__Raw data__.
━━━━
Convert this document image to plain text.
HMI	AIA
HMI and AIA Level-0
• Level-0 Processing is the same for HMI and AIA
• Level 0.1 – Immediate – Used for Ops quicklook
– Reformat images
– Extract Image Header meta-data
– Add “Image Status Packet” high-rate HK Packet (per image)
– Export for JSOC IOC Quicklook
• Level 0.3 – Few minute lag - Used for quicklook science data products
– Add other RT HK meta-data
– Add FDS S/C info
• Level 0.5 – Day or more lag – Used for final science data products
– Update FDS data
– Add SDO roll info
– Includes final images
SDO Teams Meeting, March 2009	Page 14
━━━━
__Problem details__.
Pull out every line of the records above that contains the word "meta".

__Task output__.
– Extract Image Header meta-data
– Add other RT HK meta-data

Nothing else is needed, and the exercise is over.